── DATA EXTRACT ──

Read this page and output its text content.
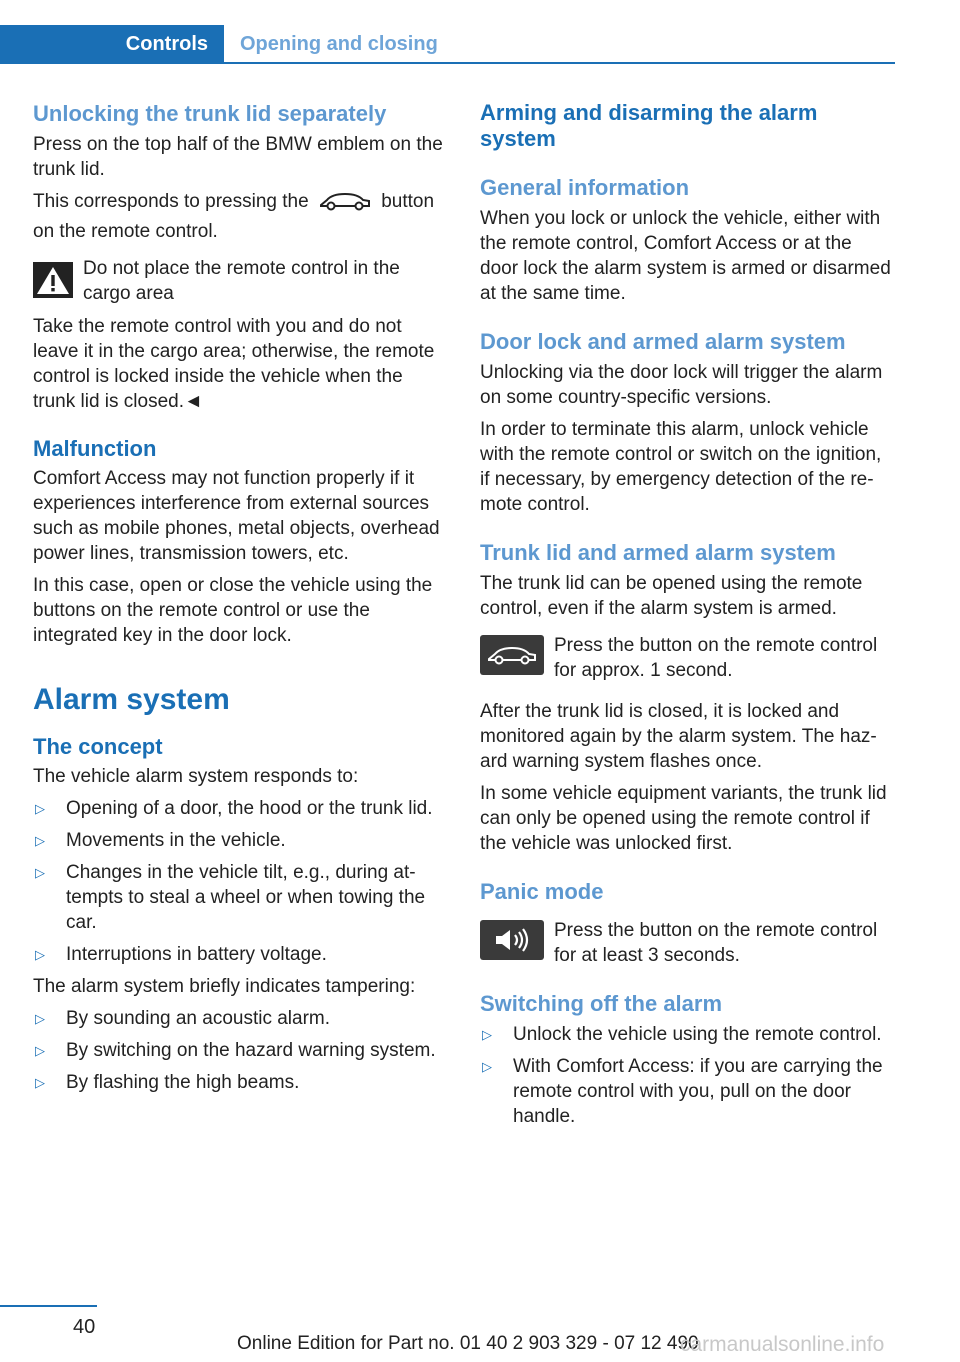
Controls Opening and closing
Unlocking the trunk lid separately

Press on the top half of the BMW emblem on the trunk lid.

This corresponds to pressing the	button on the remote control.

Do not place the remote control in the cargo area

Take the remote control with you and do not leave it in the cargo area; otherwise, the remote control is locked inside the vehicle when the trunk lid is closed.◄

Malfunction

Comfort Access may not function properly if it experiences interference from external sources such as mobile phones, metal objects, overhead power lines, transmission towers, etc.

In this case, open or close the vehicle using the buttons on the remote control or use the integrated key in the door lock.

Alarm system
The concept

The vehicle alarm system responds to:

▷ Opening of a door, the hood or the trunk lid.
▷ Movements in the vehicle.
▷ Changes in the vehicle tilt, e.g., during attempts to steal a wheel or when towing the car.
▷ Interruptions in battery voltage.

The alarm system briefly indicates tampering:

▷ By sounding an acoustic alarm.
▷ By switching on the hazard warning system.
▷ By flashing the high beams.
Arming and disarming the alarm system
General information

When you lock or unlock the vehicle, either with the remote control, Comfort Access or at the door lock the alarm system is armed or disarmed at the same time.

Door lock and armed alarm system

Unlocking via the door lock will trigger the alarm on some country-specific versions.

In order to terminate this alarm, unlock vehicle with the remote control or switch on the ignition, if necessary, by emergency detection of the remote control.

Trunk lid and armed alarm system

The trunk lid can be opened using the remote control, even if the alarm system is armed.

Press the button on the remote control for approx. 1 second.

After the trunk lid is closed, it is locked and monitored again by the alarm system. The hazard warning system flashes once.

In some vehicle equipment variants, the trunk lid can only be opened using the remote control if the vehicle was unlocked first.

Panic mode
Press the button on the remote control for at least 3 seconds.
Switching off the alarm
▷ Unlock the vehicle using the remote control.
▷ With Comfort Access: if you are carrying the remote control with you, pull on the door handle.
40
Online Edition for Part no. 01 40 2 903 329 - 07 12 490
carmanualsonline.info
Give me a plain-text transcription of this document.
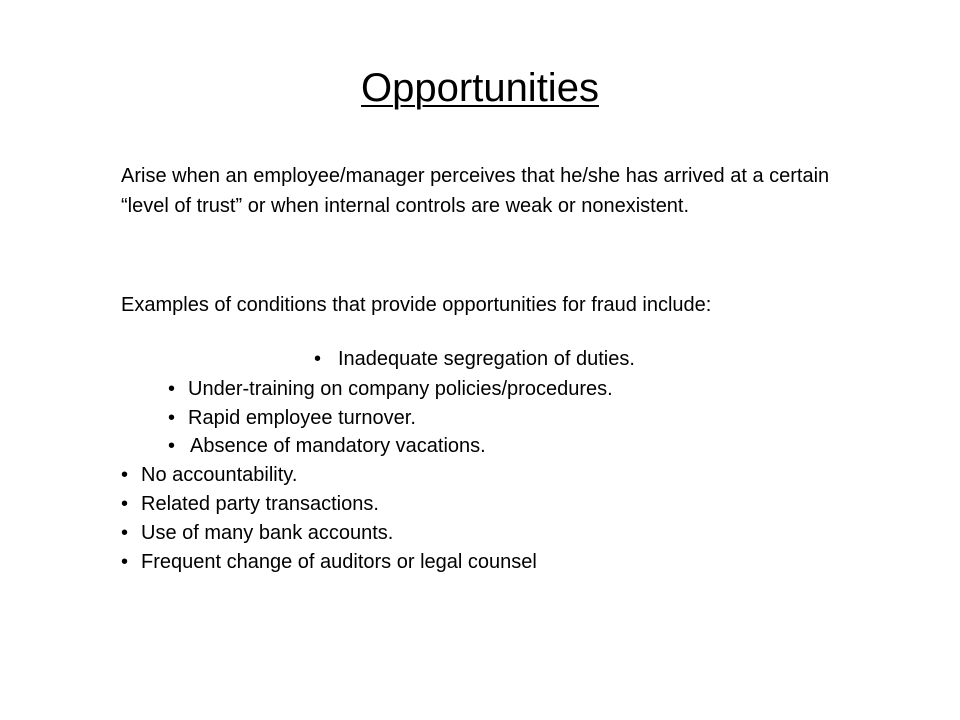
Opportunities
Arise when an employee/manager perceives that he/she has arrived at a certain “level of trust” or when internal controls are weak or nonexistent.
Examples of conditions that provide opportunities for fraud include:
• Inadequate segregation of duties.
• Under-training on company policies/procedures.
• Rapid employee turnover.
• Absence of mandatory vacations.
• No accountability.
• Related party transactions.
• Use of many bank accounts.
• Frequent change of auditors or legal counsel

───

● TASK GOAL
The entries above are to be returned exactly, without their pictures.

● FULL ANSWER
Read this page and output its text content.
Controls Opening and closing
Unlocking the trunk lid separately

Press on the top half of the BMW emblem on the trunk lid.

This corresponds to pressing the	button on the remote control.

Do not place the remote control in the cargo area

Take the remote control with you and do not leave it in the cargo area; otherwise, the remote control is locked inside the vehicle when the trunk lid is closed.◄

Malfunction

Comfort Access may not function properly if it experiences interference from external sources such as mobile phones, metal objects, overhead power lines, transmission towers, etc.

In this case, open or close the vehicle using the buttons on the remote control or use the integrated key in the door lock.

Alarm system
The concept

The vehicle alarm system responds to:

▷ Opening of a door, the hood or the trunk lid.
▷ Movements in the vehicle.
▷ Changes in the vehicle tilt, e.g., during attempts to steal a wheel or when towing the car.
▷ Interruptions in battery voltage.

The alarm system briefly indicates tampering:

▷ By sounding an acoustic alarm.
▷ By switching on the hazard warning system.
▷ By flashing the high beams.
Arming and disarming the alarm system
General information

When you lock or unlock the vehicle, either with the remote control, Comfort Access or at the door lock the alarm system is armed or disarmed at the same time.

Door lock and armed alarm system

Unlocking via the door lock will trigger the alarm on some country-specific versions.

In order to terminate this alarm, unlock vehicle with the remote control or switch on the ignition, if necessary, by emergency detection of the remote control.

Trunk lid and armed alarm system

The trunk lid can be opened using the remote control, even if the alarm system is armed.

Press the button on the remote control for approx. 1 second.

After the trunk lid is closed, it is locked and monitored again by the alarm system. The hazard warning system flashes once.

In some vehicle equipment variants, the trunk lid can only be opened using the remote control if the vehicle was unlocked first.

Panic mode
Press the button on the remote control for at least 3 seconds.
Switching off the alarm
▷ Unlock the vehicle using the remote control.
▷ With Comfort Access: if you are carrying the remote control with you, pull on the door handle.
40
Online Edition for Part no. 01 40 2 903 329 - 07 12 490
carmanualsonline.info
Give me a plain-text transcription of this document.
Opportunities
Arise when an employee/manager perceives that he/she has arrived at a certain “level of trust” or when internal controls are weak or nonexistent.
Examples of conditions that provide opportunities for fraud include:
• Inadequate segregation of duties.
• Under-training on company policies/procedures.
• Rapid employee turnover.
• Absence of mandatory vacations.
• No accountability.
• Related party transactions.
• Use of many bank accounts.
• Frequent change of auditors or legal counsel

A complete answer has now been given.